◆ What the task asks: Starting with the line that contains "Convert this screenshot", write out each line through the end of the listing, unchanged. Output nothing else.

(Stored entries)

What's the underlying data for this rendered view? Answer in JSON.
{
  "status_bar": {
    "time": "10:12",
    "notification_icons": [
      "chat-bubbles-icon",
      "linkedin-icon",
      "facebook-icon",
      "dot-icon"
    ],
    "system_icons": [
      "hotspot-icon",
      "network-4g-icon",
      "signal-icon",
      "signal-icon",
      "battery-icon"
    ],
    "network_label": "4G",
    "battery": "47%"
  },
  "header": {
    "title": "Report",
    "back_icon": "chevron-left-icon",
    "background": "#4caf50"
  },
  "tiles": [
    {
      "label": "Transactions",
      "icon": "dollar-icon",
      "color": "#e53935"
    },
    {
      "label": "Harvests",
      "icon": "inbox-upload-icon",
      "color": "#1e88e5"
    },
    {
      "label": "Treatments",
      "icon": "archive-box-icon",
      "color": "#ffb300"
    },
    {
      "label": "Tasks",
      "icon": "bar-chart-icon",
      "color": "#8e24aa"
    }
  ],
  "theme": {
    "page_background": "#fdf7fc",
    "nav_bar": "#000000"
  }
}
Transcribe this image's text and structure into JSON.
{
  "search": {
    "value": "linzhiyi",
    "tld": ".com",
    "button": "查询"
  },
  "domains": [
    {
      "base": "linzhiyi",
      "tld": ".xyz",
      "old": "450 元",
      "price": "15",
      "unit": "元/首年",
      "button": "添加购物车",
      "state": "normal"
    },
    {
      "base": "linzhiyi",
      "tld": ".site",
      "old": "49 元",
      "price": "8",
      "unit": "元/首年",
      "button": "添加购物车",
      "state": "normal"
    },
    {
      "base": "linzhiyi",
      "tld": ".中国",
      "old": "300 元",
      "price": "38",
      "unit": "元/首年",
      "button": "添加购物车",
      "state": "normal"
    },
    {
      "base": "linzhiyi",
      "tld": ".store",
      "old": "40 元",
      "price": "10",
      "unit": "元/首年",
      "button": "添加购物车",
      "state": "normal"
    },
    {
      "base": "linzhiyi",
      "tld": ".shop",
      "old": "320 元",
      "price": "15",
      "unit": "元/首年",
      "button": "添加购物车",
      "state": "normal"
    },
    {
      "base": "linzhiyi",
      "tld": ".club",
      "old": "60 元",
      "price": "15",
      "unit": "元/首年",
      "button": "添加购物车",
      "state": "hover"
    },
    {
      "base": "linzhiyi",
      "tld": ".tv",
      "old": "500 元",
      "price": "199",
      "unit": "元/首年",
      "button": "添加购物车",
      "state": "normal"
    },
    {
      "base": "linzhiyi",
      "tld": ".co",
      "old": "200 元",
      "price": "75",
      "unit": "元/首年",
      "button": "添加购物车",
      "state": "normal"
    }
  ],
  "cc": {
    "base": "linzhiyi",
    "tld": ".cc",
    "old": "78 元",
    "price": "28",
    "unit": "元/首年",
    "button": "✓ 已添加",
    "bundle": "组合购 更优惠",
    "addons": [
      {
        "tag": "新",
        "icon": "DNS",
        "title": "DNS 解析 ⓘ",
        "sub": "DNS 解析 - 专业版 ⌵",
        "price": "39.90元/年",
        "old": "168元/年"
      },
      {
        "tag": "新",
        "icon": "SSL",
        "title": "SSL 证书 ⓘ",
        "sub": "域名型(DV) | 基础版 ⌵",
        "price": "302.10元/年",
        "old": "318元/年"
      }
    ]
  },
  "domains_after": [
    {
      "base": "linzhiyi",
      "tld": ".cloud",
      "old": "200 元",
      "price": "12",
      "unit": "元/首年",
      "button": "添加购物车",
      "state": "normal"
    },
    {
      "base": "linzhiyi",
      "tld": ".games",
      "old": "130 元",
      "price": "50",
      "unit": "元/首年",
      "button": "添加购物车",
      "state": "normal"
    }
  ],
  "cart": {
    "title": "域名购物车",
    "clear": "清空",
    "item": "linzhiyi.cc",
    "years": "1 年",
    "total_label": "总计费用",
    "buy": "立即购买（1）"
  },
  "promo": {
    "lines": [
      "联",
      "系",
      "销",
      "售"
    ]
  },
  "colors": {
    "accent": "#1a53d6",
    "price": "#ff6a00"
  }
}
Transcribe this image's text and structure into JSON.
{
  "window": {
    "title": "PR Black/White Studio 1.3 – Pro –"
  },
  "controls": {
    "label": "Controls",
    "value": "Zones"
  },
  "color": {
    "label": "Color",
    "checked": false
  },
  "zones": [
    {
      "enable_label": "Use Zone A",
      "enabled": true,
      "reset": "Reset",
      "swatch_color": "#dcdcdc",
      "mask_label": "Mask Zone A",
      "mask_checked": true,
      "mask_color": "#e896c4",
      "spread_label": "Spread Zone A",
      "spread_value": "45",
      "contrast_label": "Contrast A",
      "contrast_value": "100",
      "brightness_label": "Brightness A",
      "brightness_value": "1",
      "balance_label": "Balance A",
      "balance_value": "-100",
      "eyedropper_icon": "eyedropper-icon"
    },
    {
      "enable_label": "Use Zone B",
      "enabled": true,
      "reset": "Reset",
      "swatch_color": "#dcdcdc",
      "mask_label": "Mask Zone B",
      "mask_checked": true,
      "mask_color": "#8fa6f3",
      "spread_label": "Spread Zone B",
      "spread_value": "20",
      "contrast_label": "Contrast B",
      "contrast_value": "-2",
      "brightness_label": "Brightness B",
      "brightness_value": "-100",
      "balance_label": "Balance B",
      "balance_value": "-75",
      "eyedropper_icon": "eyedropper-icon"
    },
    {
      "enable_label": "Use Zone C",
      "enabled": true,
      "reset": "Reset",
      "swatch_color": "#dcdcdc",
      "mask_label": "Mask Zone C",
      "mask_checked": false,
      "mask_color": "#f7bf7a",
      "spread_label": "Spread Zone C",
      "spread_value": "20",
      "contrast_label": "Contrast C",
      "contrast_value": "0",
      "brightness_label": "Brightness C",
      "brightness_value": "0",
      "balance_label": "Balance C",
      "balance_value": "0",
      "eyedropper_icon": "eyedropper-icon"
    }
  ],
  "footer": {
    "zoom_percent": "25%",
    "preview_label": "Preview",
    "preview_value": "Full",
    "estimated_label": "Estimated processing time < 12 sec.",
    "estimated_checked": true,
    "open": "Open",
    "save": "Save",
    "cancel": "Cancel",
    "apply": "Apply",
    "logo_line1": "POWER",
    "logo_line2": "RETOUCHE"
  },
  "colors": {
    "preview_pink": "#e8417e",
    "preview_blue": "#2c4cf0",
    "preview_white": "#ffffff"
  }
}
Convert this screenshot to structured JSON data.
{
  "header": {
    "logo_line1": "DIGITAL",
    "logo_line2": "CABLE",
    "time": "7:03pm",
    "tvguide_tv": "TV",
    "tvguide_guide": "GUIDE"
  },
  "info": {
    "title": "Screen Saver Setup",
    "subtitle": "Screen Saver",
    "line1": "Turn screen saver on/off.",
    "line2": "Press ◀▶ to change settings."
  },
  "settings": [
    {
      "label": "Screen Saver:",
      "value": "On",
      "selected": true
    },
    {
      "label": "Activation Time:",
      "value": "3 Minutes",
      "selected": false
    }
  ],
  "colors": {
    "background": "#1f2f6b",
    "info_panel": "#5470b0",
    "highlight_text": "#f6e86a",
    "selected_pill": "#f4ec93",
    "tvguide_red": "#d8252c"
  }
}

◆ Answer to the problem:
Convert this screenshot to structured JSON data.
{
  "header": {
    "logo_line1": "DIGITAL",
    "logo_line2": "CABLE",
    "time": "7:03pm",
    "tvguide_tv": "TV",
    "tvguide_guide": "GUIDE"
  },
  "info": {
    "title": "Screen Saver Setup",
    "subtitle": "Screen Saver",
    "line1": "Turn screen saver on/off.",
    "line2": "Press ◀▶ to change settings."
  },
  "settings": [
    {
      "label": "Screen Saver:",
      "value": "On",
      "selected": true
    },
    {
      "label": "Activation Time:",
      "value": "3 Minutes",
      "selected": false
    }
  ],
  "colors": {
    "background": "#1f2f6b",
    "info_panel": "#5470b0",
    "highlight_text": "#f6e86a",
    "selected_pill": "#f4ec93",
    "tvguide_red": "#d8252c"
  }
}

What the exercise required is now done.